# Start of Dataset
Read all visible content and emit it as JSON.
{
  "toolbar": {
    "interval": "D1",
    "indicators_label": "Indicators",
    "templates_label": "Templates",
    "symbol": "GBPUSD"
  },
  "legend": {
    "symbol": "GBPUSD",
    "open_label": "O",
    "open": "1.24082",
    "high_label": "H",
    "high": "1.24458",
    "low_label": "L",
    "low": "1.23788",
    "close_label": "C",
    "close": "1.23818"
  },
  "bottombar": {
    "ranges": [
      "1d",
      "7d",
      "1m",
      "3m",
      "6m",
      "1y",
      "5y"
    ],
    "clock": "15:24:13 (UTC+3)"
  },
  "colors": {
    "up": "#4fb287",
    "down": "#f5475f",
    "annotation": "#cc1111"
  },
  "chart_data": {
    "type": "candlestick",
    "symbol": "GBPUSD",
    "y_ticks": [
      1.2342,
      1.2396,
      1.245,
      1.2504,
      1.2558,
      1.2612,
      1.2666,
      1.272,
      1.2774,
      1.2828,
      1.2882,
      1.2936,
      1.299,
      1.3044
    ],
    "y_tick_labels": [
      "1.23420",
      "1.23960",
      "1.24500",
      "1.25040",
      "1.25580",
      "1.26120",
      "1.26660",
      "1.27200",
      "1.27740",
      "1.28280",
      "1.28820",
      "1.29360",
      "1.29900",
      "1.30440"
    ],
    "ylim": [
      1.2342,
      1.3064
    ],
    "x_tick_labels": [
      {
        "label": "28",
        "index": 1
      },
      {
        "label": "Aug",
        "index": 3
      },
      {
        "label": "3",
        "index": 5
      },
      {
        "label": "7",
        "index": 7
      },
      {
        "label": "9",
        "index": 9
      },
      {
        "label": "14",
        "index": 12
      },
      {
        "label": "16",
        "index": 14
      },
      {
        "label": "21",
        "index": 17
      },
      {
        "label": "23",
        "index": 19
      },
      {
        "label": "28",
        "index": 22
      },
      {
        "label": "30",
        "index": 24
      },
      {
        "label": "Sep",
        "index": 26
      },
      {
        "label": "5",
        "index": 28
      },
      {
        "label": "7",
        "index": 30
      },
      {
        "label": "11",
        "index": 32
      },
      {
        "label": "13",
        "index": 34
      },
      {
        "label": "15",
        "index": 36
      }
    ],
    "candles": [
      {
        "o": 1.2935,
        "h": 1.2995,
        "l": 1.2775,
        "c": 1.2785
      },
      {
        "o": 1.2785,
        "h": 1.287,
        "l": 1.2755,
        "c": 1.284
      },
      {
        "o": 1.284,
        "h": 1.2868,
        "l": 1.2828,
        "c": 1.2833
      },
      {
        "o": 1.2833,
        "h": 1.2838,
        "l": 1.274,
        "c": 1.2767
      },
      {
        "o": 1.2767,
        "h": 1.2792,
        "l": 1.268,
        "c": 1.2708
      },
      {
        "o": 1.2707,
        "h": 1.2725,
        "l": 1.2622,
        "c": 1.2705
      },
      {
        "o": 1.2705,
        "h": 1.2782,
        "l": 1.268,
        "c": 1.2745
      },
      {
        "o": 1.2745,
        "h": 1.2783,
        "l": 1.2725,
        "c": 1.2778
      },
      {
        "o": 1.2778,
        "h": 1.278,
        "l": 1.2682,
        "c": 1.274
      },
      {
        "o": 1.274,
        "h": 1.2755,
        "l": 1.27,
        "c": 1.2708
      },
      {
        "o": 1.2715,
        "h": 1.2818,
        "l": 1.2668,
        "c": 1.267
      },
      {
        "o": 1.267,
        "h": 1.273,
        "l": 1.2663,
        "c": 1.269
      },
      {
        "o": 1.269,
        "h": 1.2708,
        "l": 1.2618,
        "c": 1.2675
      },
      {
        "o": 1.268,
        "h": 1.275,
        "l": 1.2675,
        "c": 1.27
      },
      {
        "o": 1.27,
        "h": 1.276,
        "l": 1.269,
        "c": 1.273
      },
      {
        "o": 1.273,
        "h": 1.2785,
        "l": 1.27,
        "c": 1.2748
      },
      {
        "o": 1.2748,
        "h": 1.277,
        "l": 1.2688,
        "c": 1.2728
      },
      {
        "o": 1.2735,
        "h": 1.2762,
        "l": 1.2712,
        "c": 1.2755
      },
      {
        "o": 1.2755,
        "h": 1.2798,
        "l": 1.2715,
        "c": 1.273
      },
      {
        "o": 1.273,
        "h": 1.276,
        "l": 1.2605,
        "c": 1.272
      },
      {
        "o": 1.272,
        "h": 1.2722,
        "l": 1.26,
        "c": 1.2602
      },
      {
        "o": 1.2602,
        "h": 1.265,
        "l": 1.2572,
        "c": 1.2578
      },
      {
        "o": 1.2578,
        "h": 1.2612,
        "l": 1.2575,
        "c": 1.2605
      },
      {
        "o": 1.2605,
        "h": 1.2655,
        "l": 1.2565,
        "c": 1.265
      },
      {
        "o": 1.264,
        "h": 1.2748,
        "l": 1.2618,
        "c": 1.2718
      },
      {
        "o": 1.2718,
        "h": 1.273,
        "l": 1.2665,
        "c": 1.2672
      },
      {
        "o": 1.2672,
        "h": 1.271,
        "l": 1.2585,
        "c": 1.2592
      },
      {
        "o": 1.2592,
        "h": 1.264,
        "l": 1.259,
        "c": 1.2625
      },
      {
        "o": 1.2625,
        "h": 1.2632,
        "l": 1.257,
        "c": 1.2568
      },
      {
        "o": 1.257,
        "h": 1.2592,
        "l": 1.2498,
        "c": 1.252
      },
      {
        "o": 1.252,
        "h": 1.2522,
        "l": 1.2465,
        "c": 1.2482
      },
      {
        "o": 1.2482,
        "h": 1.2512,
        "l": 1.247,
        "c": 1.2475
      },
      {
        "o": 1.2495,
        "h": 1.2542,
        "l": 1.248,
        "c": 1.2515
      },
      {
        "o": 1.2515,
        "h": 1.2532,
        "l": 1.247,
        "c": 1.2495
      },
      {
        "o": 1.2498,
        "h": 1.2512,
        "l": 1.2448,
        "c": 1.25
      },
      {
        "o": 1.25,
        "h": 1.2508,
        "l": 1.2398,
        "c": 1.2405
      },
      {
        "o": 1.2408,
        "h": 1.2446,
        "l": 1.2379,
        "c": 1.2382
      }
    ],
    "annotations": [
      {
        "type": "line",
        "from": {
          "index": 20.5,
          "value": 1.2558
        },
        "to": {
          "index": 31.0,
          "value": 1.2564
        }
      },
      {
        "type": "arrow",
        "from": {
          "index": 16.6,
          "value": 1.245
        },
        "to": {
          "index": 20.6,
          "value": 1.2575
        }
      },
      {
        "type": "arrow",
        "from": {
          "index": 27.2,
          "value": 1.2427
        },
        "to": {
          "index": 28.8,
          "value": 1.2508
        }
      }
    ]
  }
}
# End of Dataset
*Directive:*
Extract each line of the material exactly as it stands.

*Expected output:*
Read all visible content and emit it as JSON.
{
  "toolbar": {
    "interval": "D1",
    "indicators_label": "Indicators",
    "templates_label": "Templates",
    "symbol": "GBPUSD"
  },
  "legend": {
    "symbol": "GBPUSD",
    "open_label": "O",
    "open": "1.24082",
    "high_label": "H",
    "high": "1.24458",
    "low_label": "L",
    "low": "1.23788",
    "close_label": "C",
    "close": "1.23818"
  },
  "bottombar": {
    "ranges": [
      "1d",
      "7d",
      "1m",
      "3m",
      "6m",
      "1y",
      "5y"
    ],
    "clock": "15:24:13 (UTC+3)"
  },
  "colors": {
    "up": "#4fb287",
    "down": "#f5475f",
    "annotation": "#cc1111"
  },
  "chart_data": {
    "type": "candlestick",
    "symbol": "GBPUSD",
    "y_ticks": [
      1.2342,
      1.2396,
      1.245,
      1.2504,
      1.2558,
      1.2612,
      1.2666,
      1.272,
      1.2774,
      1.2828,
      1.2882,
      1.2936,
      1.299,
      1.3044
    ],
    "y_tick_labels": [
      "1.23420",
      "1.23960",
      "1.24500",
      "1.25040",
      "1.25580",
      "1.26120",
      "1.26660",
      "1.27200",
      "1.27740",
      "1.28280",
      "1.28820",
      "1.29360",
      "1.29900",
      "1.30440"
    ],
    "ylim": [
      1.2342,
      1.3064
    ],
    "x_tick_labels": [
      {
        "label": "28",
        "index": 1
      },
      {
        "label": "Aug",
        "index": 3
      },
      {
        "label": "3",
        "index": 5
      },
      {
        "label": "7",
        "index": 7
      },
      {
        "label": "9",
        "index": 9
      },
      {
        "label": "14",
        "index": 12
      },
      {
        "label": "16",
        "index": 14
      },
      {
        "label": "21",
        "index": 17
      },
      {
        "label": "23",
        "index": 19
      },
      {
        "label": "28",
        "index": 22
      },
      {
        "label": "30",
        "index": 24
      },
      {
        "label": "Sep",
        "index": 26
      },
      {
        "label": "5",
        "index": 28
      },
      {
        "label": "7",
        "index": 30
      },
      {
        "label": "11",
        "index": 32
      },
      {
        "label": "13",
        "index": 34
      },
      {
        "label": "15",
        "index": 36
      }
    ],
    "candles": [
      {
        "o": 1.2935,
        "h": 1.2995,
        "l": 1.2775,
        "c": 1.2785
      },
      {
        "o": 1.2785,
        "h": 1.287,
        "l": 1.2755,
        "c": 1.284
      },
      {
        "o": 1.284,
        "h": 1.2868,
        "l": 1.2828,
        "c": 1.2833
      },
      {
        "o": 1.2833,
        "h": 1.2838,
        "l": 1.274,
        "c": 1.2767
      },
      {
        "o": 1.2767,
        "h": 1.2792,
        "l": 1.268,
        "c": 1.2708
      },
      {
        "o": 1.2707,
        "h": 1.2725,
        "l": 1.2622,
        "c": 1.2705
      },
      {
        "o": 1.2705,
        "h": 1.2782,
        "l": 1.268,
        "c": 1.2745
      },
      {
        "o": 1.2745,
        "h": 1.2783,
        "l": 1.2725,
        "c": 1.2778
      },
      {
        "o": 1.2778,
        "h": 1.278,
        "l": 1.2682,
        "c": 1.274
      },
      {
        "o": 1.274,
        "h": 1.2755,
        "l": 1.27,
        "c": 1.2708
      },
      {
        "o": 1.2715,
        "h": 1.2818,
        "l": 1.2668,
        "c": 1.267
      },
      {
        "o": 1.267,
        "h": 1.273,
        "l": 1.2663,
        "c": 1.269
      },
      {
        "o": 1.269,
        "h": 1.2708,
        "l": 1.2618,
        "c": 1.2675
      },
      {
        "o": 1.268,
        "h": 1.275,
        "l": 1.2675,
        "c": 1.27
      },
      {
        "o": 1.27,
        "h": 1.276,
        "l": 1.269,
        "c": 1.273
      },
      {
        "o": 1.273,
        "h": 1.2785,
        "l": 1.27,
        "c": 1.2748
      },
      {
        "o": 1.2748,
        "h": 1.277,
        "l": 1.2688,
        "c": 1.2728
      },
      {
        "o": 1.2735,
        "h": 1.2762,
        "l": 1.2712,
        "c": 1.2755
      },
      {
        "o": 1.2755,
        "h": 1.2798,
        "l": 1.2715,
        "c": 1.273
      },
      {
        "o": 1.273,
        "h": 1.276,
        "l": 1.2605,
        "c": 1.272
      },
      {
        "o": 1.272,
        "h": 1.2722,
        "l": 1.26,
        "c": 1.2602
      },
      {
        "o": 1.2602,
        "h": 1.265,
        "l": 1.2572,
        "c": 1.2578
      },
      {
        "o": 1.2578,
        "h": 1.2612,
        "l": 1.2575,
        "c": 1.2605
      },
      {
        "o": 1.2605,
        "h": 1.2655,
        "l": 1.2565,
        "c": 1.265
      },
      {
        "o": 1.264,
        "h": 1.2748,
        "l": 1.2618,
        "c": 1.2718
      },
      {
        "o": 1.2718,
        "h": 1.273,
        "l": 1.2665,
        "c": 1.2672
      },
      {
        "o": 1.2672,
        "h": 1.271,
        "l": 1.2585,
        "c": 1.2592
      },
      {
        "o": 1.2592,
        "h": 1.264,
        "l": 1.259,
        "c": 1.2625
      },
      {
        "o": 1.2625,
        "h": 1.2632,
        "l": 1.257,
        "c": 1.2568
      },
      {
        "o": 1.257,
        "h": 1.2592,
        "l": 1.2498,
        "c": 1.252
      },
      {
        "o": 1.252,
        "h": 1.2522,
        "l": 1.2465,
        "c": 1.2482
      },
      {
        "o": 1.2482,
        "h": 1.2512,
        "l": 1.247,
        "c": 1.2475
      },
      {
        "o": 1.2495,
        "h": 1.2542,
        "l": 1.248,
        "c": 1.2515
      },
      {
        "o": 1.2515,
        "h": 1.2532,
        "l": 1.247,
        "c": 1.2495
      },
      {
        "o": 1.2498,
        "h": 1.2512,
        "l": 1.2448,
        "c": 1.25
      },
      {
        "o": 1.25,
        "h": 1.2508,
        "l": 1.2398,
        "c": 1.2405
      },
      {
        "o": 1.2408,
        "h": 1.2446,
        "l": 1.2379,
        "c": 1.2382
      }
    ],
    "annotations": [
      {
        "type": "line",
        "from": {
          "index": 20.5,
          "value": 1.2558
        },
        "to": {
          "index": 31.0,
          "value": 1.2564
        }
      },
      {
        "type": "arrow",
        "from": {
          "index": 16.6,
          "value": 1.245
        },
        "to": {
          "index": 20.6,
          "value": 1.2575
        }
      },
      {
        "type": "arrow",
        "from": {
          "index": 27.2,
          "value": 1.2427
        },
        "to": {
          "index": 28.8,
          "value": 1.2508
        }
      }
    ]
  }
}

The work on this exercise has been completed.